**WRITTEN TASK:** Extract each line from the entries below that has the string "kind" in it.
++++ DATA FOR THE TASK
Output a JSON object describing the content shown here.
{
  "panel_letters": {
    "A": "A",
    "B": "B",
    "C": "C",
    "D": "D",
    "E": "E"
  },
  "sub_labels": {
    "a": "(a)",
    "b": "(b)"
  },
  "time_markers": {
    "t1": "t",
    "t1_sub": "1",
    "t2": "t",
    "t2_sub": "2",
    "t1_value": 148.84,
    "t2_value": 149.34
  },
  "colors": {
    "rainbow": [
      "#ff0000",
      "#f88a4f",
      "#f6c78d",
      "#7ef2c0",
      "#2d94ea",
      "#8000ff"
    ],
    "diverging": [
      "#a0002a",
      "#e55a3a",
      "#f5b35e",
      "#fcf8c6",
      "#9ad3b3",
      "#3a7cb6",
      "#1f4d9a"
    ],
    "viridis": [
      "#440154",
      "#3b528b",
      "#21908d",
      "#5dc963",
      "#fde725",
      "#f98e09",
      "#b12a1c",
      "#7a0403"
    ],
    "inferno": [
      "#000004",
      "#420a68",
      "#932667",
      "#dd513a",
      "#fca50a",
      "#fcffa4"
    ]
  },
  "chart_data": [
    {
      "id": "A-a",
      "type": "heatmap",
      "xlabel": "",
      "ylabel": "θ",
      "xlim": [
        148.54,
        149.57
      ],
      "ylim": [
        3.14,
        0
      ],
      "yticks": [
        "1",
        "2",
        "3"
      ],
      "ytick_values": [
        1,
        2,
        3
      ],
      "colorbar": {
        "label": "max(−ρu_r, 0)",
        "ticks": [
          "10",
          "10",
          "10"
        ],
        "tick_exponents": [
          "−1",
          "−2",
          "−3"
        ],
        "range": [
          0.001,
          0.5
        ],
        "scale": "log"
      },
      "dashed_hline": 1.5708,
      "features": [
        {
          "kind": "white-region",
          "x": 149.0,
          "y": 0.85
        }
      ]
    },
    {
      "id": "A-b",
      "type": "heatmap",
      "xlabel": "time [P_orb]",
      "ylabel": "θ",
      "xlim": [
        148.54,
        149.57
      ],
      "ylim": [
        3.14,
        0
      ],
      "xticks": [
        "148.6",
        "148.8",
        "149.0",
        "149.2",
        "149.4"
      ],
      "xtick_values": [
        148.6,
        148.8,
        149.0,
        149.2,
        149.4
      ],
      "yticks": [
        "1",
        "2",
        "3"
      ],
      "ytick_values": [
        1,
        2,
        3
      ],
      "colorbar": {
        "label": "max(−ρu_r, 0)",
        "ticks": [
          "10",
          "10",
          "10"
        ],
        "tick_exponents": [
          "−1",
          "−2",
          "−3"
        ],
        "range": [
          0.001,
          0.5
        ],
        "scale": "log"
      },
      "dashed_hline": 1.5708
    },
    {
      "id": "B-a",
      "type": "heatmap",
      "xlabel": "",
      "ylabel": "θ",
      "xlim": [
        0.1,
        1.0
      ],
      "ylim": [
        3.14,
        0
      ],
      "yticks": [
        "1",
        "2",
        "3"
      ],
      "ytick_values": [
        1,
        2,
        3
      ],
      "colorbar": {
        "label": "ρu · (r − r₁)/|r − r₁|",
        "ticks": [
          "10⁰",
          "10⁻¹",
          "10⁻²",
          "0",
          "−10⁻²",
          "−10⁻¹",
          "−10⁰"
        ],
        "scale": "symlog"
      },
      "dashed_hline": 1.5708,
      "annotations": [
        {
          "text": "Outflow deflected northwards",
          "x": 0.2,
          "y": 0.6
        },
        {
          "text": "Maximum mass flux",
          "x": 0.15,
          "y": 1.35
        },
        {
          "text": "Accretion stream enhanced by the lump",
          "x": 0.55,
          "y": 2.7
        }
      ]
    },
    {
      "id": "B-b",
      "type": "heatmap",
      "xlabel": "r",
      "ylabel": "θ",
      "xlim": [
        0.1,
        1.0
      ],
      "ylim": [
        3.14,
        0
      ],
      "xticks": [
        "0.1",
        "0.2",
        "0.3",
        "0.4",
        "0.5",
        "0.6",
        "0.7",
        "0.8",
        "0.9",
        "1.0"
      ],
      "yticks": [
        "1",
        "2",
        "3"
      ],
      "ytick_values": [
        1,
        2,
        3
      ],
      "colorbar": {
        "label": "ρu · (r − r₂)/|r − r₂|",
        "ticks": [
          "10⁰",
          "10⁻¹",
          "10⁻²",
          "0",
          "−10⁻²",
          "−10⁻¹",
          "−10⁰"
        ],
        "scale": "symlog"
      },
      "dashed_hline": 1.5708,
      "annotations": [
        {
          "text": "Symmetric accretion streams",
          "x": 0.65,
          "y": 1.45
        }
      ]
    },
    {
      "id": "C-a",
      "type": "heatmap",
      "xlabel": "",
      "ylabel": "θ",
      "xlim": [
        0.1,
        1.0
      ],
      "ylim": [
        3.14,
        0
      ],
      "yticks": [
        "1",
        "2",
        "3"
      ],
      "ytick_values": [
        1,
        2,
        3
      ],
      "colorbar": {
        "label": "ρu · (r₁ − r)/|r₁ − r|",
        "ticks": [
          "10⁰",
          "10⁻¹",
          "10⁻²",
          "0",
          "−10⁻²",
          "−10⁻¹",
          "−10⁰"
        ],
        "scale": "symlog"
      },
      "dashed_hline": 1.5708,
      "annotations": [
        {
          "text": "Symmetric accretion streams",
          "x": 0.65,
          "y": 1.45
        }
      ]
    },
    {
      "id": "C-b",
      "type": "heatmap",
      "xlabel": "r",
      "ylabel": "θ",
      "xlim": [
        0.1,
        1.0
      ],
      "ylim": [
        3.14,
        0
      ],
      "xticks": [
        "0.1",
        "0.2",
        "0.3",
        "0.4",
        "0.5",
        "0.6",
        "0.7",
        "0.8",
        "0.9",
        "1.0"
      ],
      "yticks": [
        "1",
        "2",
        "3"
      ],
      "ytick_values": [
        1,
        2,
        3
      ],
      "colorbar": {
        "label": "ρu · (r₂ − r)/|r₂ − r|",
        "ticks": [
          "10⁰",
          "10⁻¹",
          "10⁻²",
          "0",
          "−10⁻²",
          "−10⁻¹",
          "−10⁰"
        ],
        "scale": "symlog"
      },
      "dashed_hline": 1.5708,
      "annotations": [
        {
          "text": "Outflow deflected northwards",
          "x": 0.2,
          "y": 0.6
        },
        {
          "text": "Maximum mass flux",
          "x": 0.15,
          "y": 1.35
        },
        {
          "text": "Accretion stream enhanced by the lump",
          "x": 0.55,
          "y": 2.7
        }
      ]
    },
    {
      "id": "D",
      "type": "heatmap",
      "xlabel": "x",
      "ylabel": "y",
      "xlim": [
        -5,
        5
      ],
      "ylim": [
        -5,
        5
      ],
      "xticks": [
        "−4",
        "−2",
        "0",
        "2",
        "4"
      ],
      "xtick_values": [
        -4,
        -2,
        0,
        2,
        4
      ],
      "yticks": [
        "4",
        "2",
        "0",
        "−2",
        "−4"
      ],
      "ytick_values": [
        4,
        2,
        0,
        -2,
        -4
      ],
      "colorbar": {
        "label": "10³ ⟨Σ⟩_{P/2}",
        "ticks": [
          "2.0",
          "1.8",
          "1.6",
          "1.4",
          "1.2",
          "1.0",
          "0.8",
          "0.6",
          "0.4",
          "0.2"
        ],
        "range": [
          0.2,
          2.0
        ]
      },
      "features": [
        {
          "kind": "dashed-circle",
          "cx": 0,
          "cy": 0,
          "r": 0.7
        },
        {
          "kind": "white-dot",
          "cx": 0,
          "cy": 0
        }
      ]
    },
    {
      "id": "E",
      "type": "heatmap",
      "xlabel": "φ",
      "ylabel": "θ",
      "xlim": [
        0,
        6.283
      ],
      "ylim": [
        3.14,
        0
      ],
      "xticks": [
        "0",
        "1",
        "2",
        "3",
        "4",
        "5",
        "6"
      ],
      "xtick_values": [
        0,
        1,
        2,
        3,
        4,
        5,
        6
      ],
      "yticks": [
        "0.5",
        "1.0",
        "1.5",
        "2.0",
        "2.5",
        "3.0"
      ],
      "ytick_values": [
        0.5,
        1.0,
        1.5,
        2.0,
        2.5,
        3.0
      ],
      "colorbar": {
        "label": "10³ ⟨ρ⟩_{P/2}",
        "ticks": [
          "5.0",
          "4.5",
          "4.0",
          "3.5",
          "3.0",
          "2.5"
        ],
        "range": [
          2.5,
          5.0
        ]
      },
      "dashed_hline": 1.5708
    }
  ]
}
++++++++
**WRITTEN RESPONSE:**
          "kind": "white-region",
          "kind": "dashed-circle",
          "kind": "white-dot",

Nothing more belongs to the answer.